▶ Task requirements:
An exact reproduction of all entries is required.
>>>>
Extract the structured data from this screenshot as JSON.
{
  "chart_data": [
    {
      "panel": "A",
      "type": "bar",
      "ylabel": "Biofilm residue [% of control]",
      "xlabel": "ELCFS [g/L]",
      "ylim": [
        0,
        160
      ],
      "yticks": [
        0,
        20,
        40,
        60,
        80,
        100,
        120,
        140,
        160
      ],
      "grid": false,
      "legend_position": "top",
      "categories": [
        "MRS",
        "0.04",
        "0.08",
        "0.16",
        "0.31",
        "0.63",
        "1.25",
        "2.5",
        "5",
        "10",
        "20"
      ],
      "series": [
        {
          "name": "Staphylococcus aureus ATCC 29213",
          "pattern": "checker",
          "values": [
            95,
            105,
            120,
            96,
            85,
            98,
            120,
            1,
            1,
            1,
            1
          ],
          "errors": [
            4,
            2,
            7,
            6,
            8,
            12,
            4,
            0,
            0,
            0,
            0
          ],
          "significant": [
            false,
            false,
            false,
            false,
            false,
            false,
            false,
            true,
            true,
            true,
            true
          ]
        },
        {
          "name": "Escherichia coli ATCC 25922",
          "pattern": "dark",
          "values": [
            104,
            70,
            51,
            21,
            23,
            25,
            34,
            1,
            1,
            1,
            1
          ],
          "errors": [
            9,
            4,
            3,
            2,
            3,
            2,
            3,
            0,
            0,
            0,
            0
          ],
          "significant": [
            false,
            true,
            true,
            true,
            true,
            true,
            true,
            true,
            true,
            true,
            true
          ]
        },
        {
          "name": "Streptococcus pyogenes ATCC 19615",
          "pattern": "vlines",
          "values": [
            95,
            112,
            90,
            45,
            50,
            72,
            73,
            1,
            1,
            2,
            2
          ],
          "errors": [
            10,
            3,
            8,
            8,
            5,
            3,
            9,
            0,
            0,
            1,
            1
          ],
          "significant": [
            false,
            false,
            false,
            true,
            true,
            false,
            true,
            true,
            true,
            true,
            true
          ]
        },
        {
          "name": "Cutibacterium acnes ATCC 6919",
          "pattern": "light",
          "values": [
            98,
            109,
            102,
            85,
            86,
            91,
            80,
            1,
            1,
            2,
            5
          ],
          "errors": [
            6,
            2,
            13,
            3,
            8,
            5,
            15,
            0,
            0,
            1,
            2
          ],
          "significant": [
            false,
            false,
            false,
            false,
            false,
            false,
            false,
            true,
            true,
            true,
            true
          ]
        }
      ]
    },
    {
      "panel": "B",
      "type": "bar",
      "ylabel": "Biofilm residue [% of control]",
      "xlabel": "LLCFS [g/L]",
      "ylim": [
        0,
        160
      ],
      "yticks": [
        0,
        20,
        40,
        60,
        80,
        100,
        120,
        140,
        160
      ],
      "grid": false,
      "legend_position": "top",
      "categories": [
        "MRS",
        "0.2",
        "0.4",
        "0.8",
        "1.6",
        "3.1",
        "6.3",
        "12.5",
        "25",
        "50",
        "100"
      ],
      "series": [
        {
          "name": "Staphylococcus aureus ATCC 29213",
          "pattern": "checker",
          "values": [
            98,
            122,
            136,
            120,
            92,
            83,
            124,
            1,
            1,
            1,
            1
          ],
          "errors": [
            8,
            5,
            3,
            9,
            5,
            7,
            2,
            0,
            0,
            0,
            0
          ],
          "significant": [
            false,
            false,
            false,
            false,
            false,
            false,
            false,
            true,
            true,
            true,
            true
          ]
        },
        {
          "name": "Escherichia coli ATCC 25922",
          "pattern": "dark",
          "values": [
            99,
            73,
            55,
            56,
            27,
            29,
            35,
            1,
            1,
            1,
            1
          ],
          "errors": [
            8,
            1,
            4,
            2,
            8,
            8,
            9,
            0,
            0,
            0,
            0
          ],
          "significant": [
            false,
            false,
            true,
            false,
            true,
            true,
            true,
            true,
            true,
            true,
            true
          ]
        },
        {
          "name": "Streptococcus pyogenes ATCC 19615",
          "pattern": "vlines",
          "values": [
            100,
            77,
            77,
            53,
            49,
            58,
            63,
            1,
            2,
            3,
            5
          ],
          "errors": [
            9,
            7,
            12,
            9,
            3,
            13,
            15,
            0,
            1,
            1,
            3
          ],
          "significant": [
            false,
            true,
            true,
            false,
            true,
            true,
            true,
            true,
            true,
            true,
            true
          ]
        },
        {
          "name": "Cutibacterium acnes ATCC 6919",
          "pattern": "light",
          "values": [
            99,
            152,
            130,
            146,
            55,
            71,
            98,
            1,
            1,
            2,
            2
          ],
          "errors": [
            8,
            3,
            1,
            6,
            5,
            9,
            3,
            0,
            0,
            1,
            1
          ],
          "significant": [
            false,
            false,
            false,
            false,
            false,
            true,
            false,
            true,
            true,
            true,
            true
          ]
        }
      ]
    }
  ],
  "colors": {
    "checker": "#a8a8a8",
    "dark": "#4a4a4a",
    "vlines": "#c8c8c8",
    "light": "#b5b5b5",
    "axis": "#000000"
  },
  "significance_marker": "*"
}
<<<<
▶ Task solution:
Extract the structured data from this screenshot as JSON.
{
  "chart_data": [
    {
      "panel": "A",
      "type": "bar",
      "ylabel": "Biofilm residue [% of control]",
      "xlabel": "ELCFS [g/L]",
      "ylim": [
        0,
        160
      ],
      "yticks": [
        0,
        20,
        40,
        60,
        80,
        100,
        120,
        140,
        160
      ],
      "grid": false,
      "legend_position": "top",
      "categories": [
        "MRS",
        "0.04",
        "0.08",
        "0.16",
        "0.31",
        "0.63",
        "1.25",
        "2.5",
        "5",
        "10",
        "20"
      ],
      "series": [
        {
          "name": "Staphylococcus aureus ATCC 29213",
          "pattern": "checker",
          "values": [
            95,
            105,
            120,
            96,
            85,
            98,
            120,
            1,
            1,
            1,
            1
          ],
          "errors": [
            4,
            2,
            7,
            6,
            8,
            12,
            4,
            0,
            0,
            0,
            0
          ],
          "significant": [
            false,
            false,
            false,
            false,
            false,
            false,
            false,
            true,
            true,
            true,
            true
          ]
        },
        {
          "name": "Escherichia coli ATCC 25922",
          "pattern": "dark",
          "values": [
            104,
            70,
            51,
            21,
            23,
            25,
            34,
            1,
            1,
            1,
            1
          ],
          "errors": [
            9,
            4,
            3,
            2,
            3,
            2,
            3,
            0,
            0,
            0,
            0
          ],
          "significant": [
            false,
            true,
            true,
            true,
            true,
            true,
            true,
            true,
            true,
            true,
            true
          ]
        },
        {
          "name": "Streptococcus pyogenes ATCC 19615",
          "pattern": "vlines",
          "values": [
            95,
            112,
            90,
            45,
            50,
            72,
            73,
            1,
            1,
            2,
            2
          ],
          "errors": [
            10,
            3,
            8,
            8,
            5,
            3,
            9,
            0,
            0,
            1,
            1
          ],
          "significant": [
            false,
            false,
            false,
            true,
            true,
            false,
            true,
            true,
            true,
            true,
            true
          ]
        },
        {
          "name": "Cutibacterium acnes ATCC 6919",
          "pattern": "light",
          "values": [
            98,
            109,
            102,
            85,
            86,
            91,
            80,
            1,
            1,
            2,
            5
          ],
          "errors": [
            6,
            2,
            13,
            3,
            8,
            5,
            15,
            0,
            0,
            1,
            2
          ],
          "significant": [
            false,
            false,
            false,
            false,
            false,
            false,
            false,
            true,
            true,
            true,
            true
          ]
        }
      ]
    },
    {
      "panel": "B",
      "type": "bar",
      "ylabel": "Biofilm residue [% of control]",
      "xlabel": "LLCFS [g/L]",
      "ylim": [
        0,
        160
      ],
      "yticks": [
        0,
        20,
        40,
        60,
        80,
        100,
        120,
        140,
        160
      ],
      "grid": false,
      "legend_position": "top",
      "categories": [
        "MRS",
        "0.2",
        "0.4",
        "0.8",
        "1.6",
        "3.1",
        "6.3",
        "12.5",
        "25",
        "50",
        "100"
      ],
      "series": [
        {
          "name": "Staphylococcus aureus ATCC 29213",
          "pattern": "checker",
          "values": [
            98,
            122,
            136,
            120,
            92,
            83,
            124,
            1,
            1,
            1,
            1
          ],
          "errors": [
            8,
            5,
            3,
            9,
            5,
            7,
            2,
            0,
            0,
            0,
            0
          ],
          "significant": [
            false,
            false,
            false,
            false,
            false,
            false,
            false,
            true,
            true,
            true,
            true
          ]
        },
        {
          "name": "Escherichia coli ATCC 25922",
          "pattern": "dark",
          "values": [
            99,
            73,
            55,
            56,
            27,
            29,
            35,
            1,
            1,
            1,
            1
          ],
          "errors": [
            8,
            1,
            4,
            2,
            8,
            8,
            9,
            0,
            0,
            0,
            0
          ],
          "significant": [
            false,
            false,
            true,
            false,
            true,
            true,
            true,
            true,
            true,
            true,
            true
          ]
        },
        {
          "name": "Streptococcus pyogenes ATCC 19615",
          "pattern": "vlines",
          "values": [
            100,
            77,
            77,
            53,
            49,
            58,
            63,
            1,
            2,
            3,
            5
          ],
          "errors": [
            9,
            7,
            12,
            9,
            3,
            13,
            15,
            0,
            1,
            1,
            3
          ],
          "significant": [
            false,
            true,
            true,
            false,
            true,
            true,
            true,
            true,
            true,
            true,
            true
          ]
        },
        {
          "name": "Cutibacterium acnes ATCC 6919",
          "pattern": "light",
          "values": [
            99,
            152,
            130,
            146,
            55,
            71,
            98,
            1,
            1,
            2,
            2
          ],
          "errors": [
            8,
            3,
            1,
            6,
            5,
            9,
            3,
            0,
            0,
            1,
            1
          ],
          "significant": [
            false,
            false,
            false,
            false,
            false,
            true,
            false,
            true,
            true,
            true,
            true
          ]
        }
      ]
    }
  ],
  "colors": {
    "checker": "#a8a8a8",
    "dark": "#4a4a4a",
    "vlines": "#c8c8c8",
    "light": "#b5b5b5",
    "axis": "#000000"
  },
  "significance_marker": "*"
}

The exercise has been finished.